From the listing, collect all lines containing the word "Brecht".
--
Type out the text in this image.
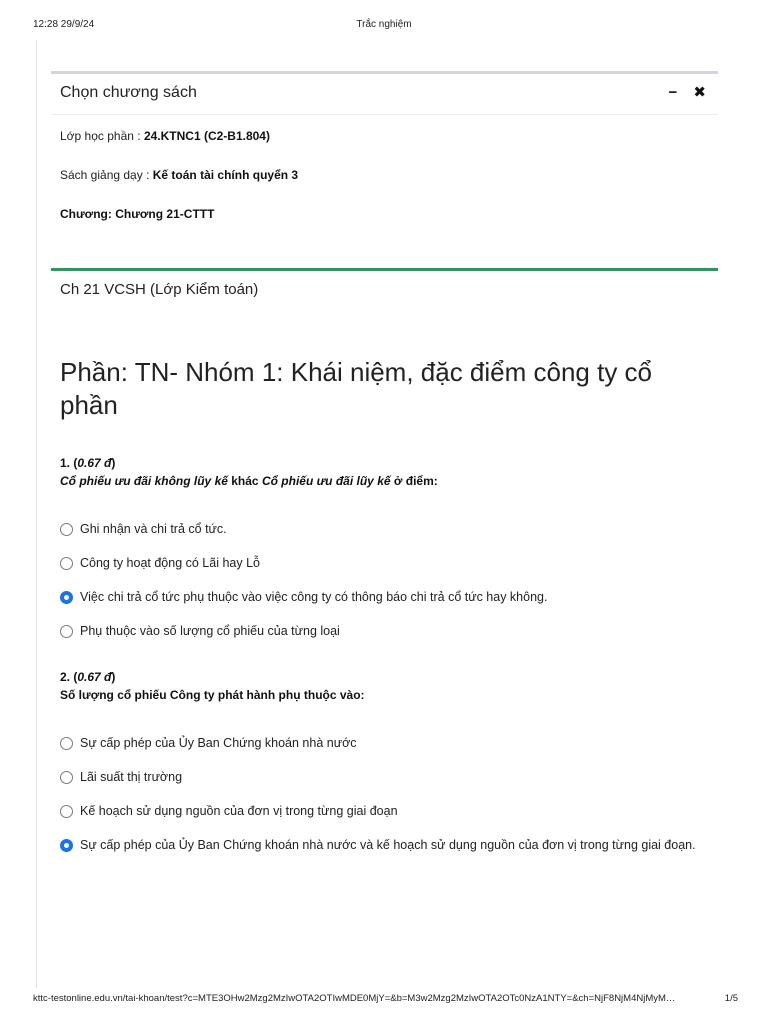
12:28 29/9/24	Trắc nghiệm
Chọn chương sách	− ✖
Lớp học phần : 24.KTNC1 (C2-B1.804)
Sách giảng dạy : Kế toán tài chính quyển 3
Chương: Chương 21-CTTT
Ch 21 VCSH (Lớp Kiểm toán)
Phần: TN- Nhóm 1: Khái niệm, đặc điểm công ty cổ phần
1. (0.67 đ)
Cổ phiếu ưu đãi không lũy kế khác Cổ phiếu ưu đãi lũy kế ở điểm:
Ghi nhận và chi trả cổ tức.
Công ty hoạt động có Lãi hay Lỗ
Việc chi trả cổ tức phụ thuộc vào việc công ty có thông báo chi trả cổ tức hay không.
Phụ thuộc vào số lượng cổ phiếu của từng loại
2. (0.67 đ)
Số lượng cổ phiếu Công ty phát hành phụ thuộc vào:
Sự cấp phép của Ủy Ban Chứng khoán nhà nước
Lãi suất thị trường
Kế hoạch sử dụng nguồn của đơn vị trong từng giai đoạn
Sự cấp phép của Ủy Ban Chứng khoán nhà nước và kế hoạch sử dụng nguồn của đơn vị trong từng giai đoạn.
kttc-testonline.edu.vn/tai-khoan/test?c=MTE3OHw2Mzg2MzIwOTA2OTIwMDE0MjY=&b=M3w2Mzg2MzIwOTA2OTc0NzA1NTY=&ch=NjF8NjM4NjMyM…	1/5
--
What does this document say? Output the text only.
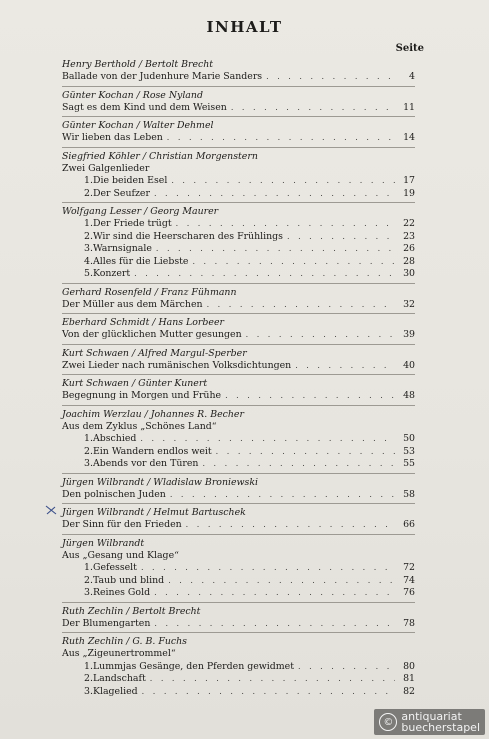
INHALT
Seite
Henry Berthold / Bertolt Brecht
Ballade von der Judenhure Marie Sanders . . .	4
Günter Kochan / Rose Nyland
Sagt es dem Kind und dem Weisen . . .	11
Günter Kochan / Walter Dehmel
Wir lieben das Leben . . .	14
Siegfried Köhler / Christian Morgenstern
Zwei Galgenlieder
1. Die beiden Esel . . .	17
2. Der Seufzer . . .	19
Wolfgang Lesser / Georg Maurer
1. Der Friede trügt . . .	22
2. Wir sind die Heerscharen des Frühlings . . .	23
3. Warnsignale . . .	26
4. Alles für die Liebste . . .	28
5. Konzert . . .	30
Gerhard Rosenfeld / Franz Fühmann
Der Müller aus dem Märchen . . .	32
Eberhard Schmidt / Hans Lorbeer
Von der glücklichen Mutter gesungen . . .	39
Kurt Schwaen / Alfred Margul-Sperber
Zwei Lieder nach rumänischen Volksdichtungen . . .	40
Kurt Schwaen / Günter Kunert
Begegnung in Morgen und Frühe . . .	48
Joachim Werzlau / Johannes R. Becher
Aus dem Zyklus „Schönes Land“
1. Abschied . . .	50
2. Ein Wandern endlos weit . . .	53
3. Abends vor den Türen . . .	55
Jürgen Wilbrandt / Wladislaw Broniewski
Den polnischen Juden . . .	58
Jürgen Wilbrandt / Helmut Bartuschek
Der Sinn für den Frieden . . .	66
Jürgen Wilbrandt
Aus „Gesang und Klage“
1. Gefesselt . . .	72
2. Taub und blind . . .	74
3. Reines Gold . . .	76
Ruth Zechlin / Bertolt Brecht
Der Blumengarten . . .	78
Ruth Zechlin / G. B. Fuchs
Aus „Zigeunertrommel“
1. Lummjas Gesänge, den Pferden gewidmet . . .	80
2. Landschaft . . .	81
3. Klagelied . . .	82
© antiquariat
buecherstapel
--
### [FULL OUTPUT]
Henry Berthold / Bertolt Brecht
Ruth Zechlin / Bertolt Brecht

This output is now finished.